▶ _Goal of the exercise_: Work out how many lines in the data hold the word "qiào", and reply with that number only.
——————
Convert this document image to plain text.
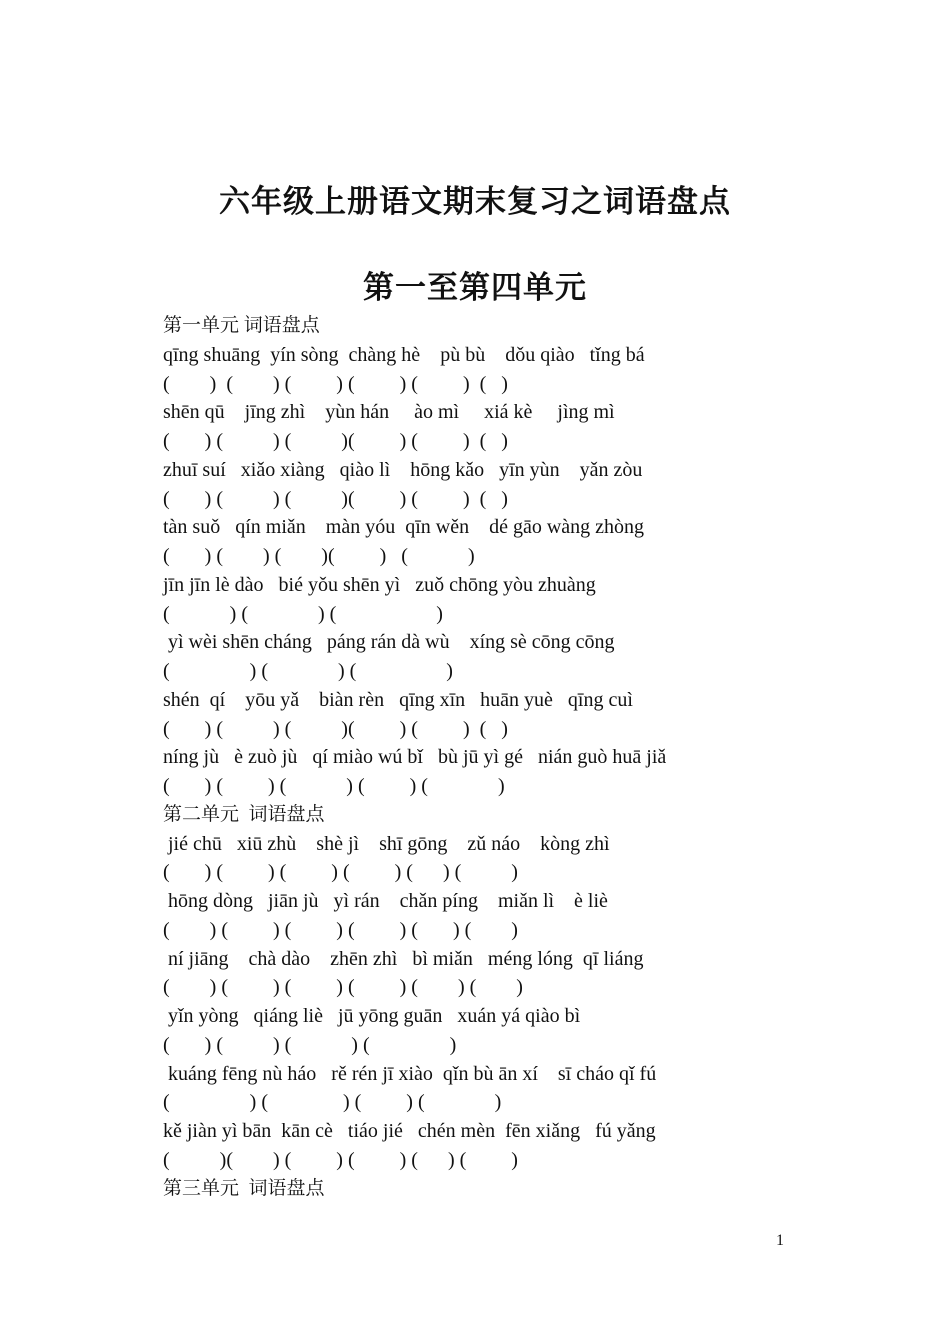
六年级上册语文期末复习之词语盘点
第一至第四单元
第一单元 词语盘点
qīng shuāng  yín sòng  chàng hè    pù bù    dǒu qiào   tǐng bá
(        )  (        ) (         ) (         ) (         )  (   )
shēn qū    jīng zhì    yùn hán     ào mì     xiá kè     jìng mì
(       ) (          ) (          )(         ) (         )  (   )
zhuī suí   xiǎo xiàng   qiào lì    hōng kǎo   yīn yùn    yǎn zòu
(       ) (          ) (          )(         ) (         )  (   )
tàn suǒ   qín miǎn    màn yóu  qīn wěn    dé gāo wàng zhòng
(       ) (        ) (        )(         )   (            )
jīn jīn lè dào   bié yǒu shēn yì   zuǒ chōng yòu zhuàng
(            ) (              ) (                    )
yì wèi shēn cháng   páng rán dà wù    xíng sè cōng cōng
(                ) (              ) (                  )
shén  qí    yōu yǎ    biàn rèn   qīng xīn   huān yuè   qīng cuì
(       ) (          ) (          )(         ) (         )  (   )
níng jù   è zuò jù   qí miào wú bǐ   bù jū yì gé   nián guò huā jiǎ
(       ) (         ) (            ) (         ) (              )
第二单元  词语盘点
jié chū   xiū zhù    shè jì    shī gōng    zǔ náo    kòng zhì
(       ) (         ) (         ) (         ) (      ) (          )
hōng dòng   jiān jù   yì rán    chǎn píng    miǎn lì    è liè
(        ) (         ) (         ) (         ) (       ) (        )
ní jiāng    chà dào    zhēn zhì   bì miǎn   méng lóng  qī liáng
(        ) (         ) (         ) (         ) (        ) (        )
yǐn yòng   qiáng liè   jū yōng guān   xuán yá qiào bì
(       ) (          ) (            ) (                )
kuáng fēng nù háo   rě rén jī xiào  qǐn bù ān xí    sī cháo qǐ fú
(                ) (               ) (         ) (              )
kě jiàn yì bān  kān cè   tiáo jié   chén mèn  fēn xiǎng   fú yǎng
(          )(        ) (         ) (         ) (      ) (         )
第三单元  词语盘点
1
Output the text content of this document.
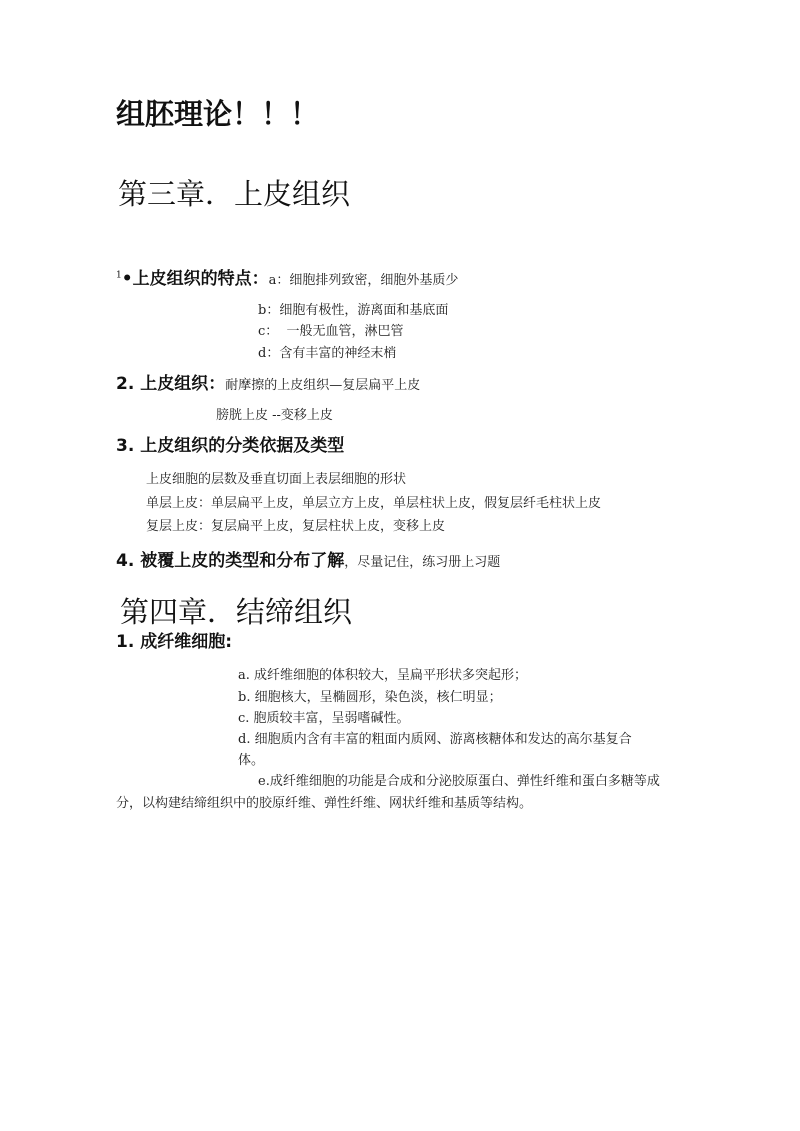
组胚理论！！！
第三章．上皮组织
$^1$•上皮组织的特点：a：细胞排列致密，细胞外基质少
b：细胞有极性，游离面和基底面
c：  一般无血管，淋巴管
d：含有丰富的神经末梢
2. 上皮组织：耐摩擦的上皮组织—复层扁平上皮
膀胱上皮 --变移上皮
3. 上皮组织的分类依据及类型
上皮细胞的层数及垂直切面上表层细胞的形状
单层上皮：单层扁平上皮，单层立方上皮，单层柱状上皮，假复层纤毛柱状上皮
复层上皮：复层扁平上皮，复层柱状上皮，变移上皮
4. 被覆上皮的类型和分布了解，尽量记住，练习册上习题
第四章．结缔组织
1. 成纤维细胞:
a. 成纤维细胞的体积较大，呈扁平形状多突起形；
b. 细胞核大，呈椭圆形，染色淡，核仁明显；
c. 胞质较丰富，呈弱嗜碱性。
d. 细胞质内含有丰富的粗面内质网、游离核糖体和发达的高尔基复合
体。
e.成纤维细胞的功能是合成和分泌胶原蛋白、弹性纤维和蛋白多糖等成
分，以构建结缔组织中的胶原纤维、弹性纤维、网状纤维和基质等结构。
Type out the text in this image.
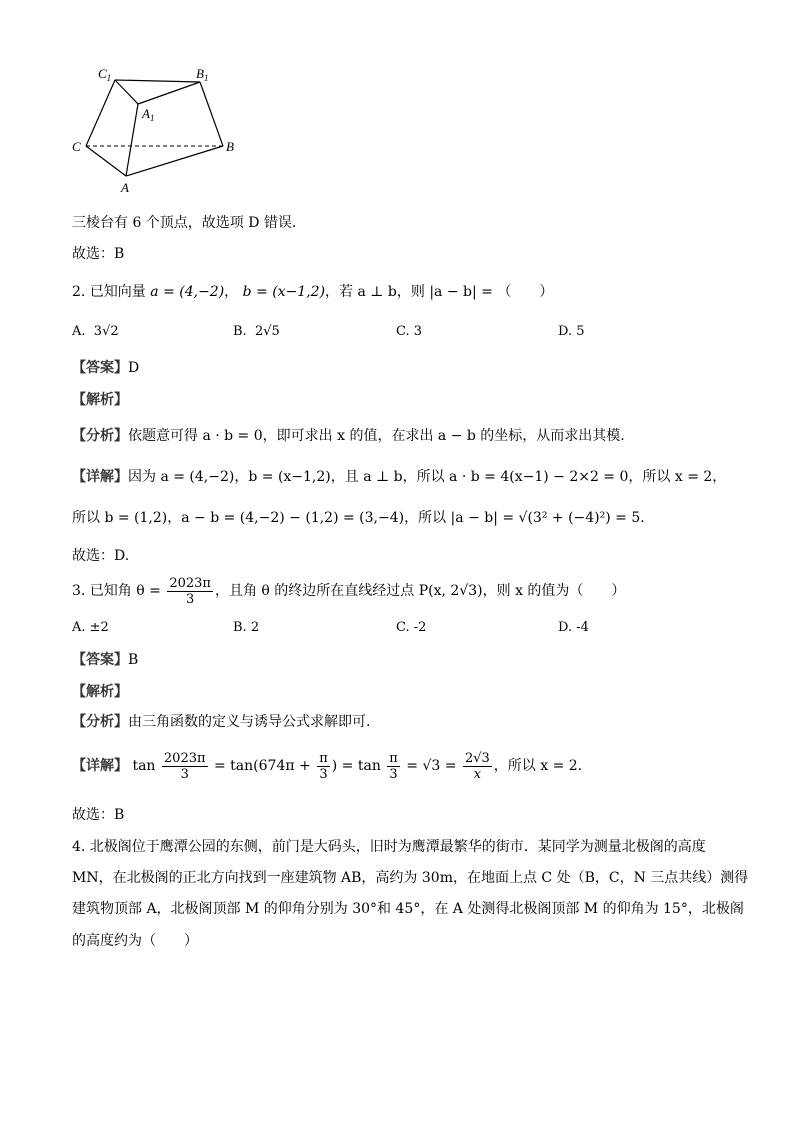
$C_1$	$B_1$
$A_1$
C	B
A
三棱台有 6 个顶点，故选项 D 错误.
故选：B
2. 已知向量 a = (4,−2)， b = (x−1,2)，若 a ⊥ b，则 |a − b| = （　　）
A. 3√2	B. 2√5	C. 3	D. 5
【答案】D
【解析】
【分析】依题意可得 a · b = 0，即可求出 x 的值，在求出 a − b 的坐标，从而求出其模.
【详解】因为 a = (4,−2)，b = (x−1,2)，且 a ⊥ b，所以 a · b = 4(x−1) − 2×2 = 0，所以 x = 2，
所以 b = (1,2)，a − b = (4,−2) − (1,2) = (3,−4)，所以 |a − b| = √(3² + (−4)²) = 5.
故选：D.
3. 已知角 $\theta = \frac{2023\pi}{3}$ ，且角 θ 的终边所在直线经过点 P(x, 2√3)，则 x 的值为（　　）
A. ±2	B. 2	C. -2	D. -4
【答案】B
【解析】
【分析】由三角函数的定义与诱导公式求解即可.
【详解】 $\tan \frac{2023\pi}{3} = \tan(674\pi + \frac{\pi}{3}$ ) = $\tan \frac{\pi}{3} = √3 = \frac{2√3}{x}$ ，所以 x = 2.
故选：B
4. 北极阁位于鹰潭公园的东侧，前门是大码头，旧时为鹰潭最繁华的街市．某同学为测量北极阁的高度
MN，在北极阁的正北方向找到一座建筑物 AB，高约为 30m，在地面上点 C 处（B，C，N 三点共线）测得
建筑物顶部 A，北极阁顶部 M 的仰角分别为 30°和 45°，在 A 处测得北极阁顶部 M 的仰角为 15°，北极阁
的高度约为（　　）
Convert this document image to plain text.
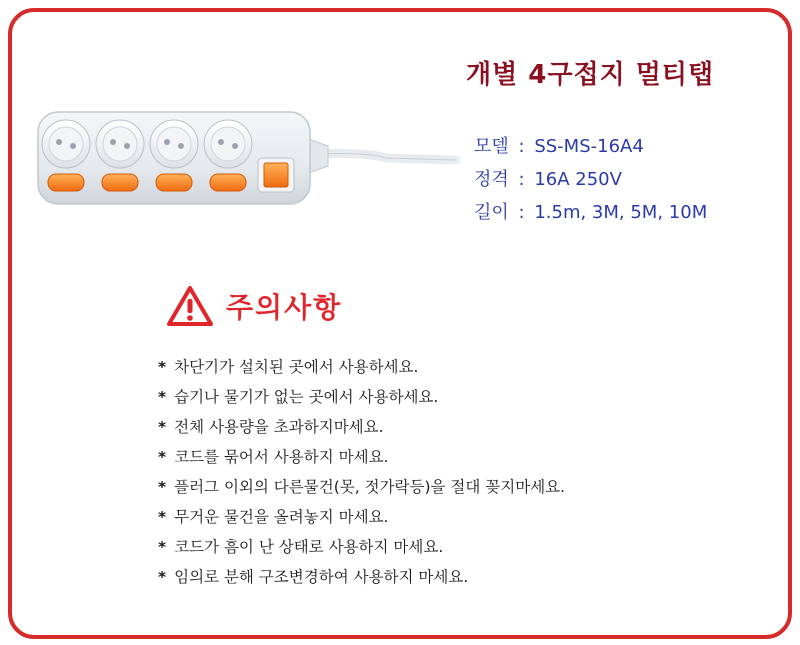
개별 4구접지 멀티탭
모델 : SS-MS-16A4
정격 : 16A 250V
길이 : 1.5m, 3M, 5M, 10M
주의사항
* 차단기가 설치된 곳에서 사용하세요.
* 습기나 물기가 없는 곳에서 사용하세요.
* 전체 사용량을 초과하지마세요.
* 코드를 묶어서 사용하지 마세요.
* 플러그 이외의 다른물건(못, 젓가락등)을 절대 꽂지마세요.
* 무거운 물건을 올려놓지 마세요.
* 코드가 흠이 난 상태로 사용하지 마세요.
* 임의로 분해 구조변경하여 사용하지 마세요.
——————
▶ _Response_: 3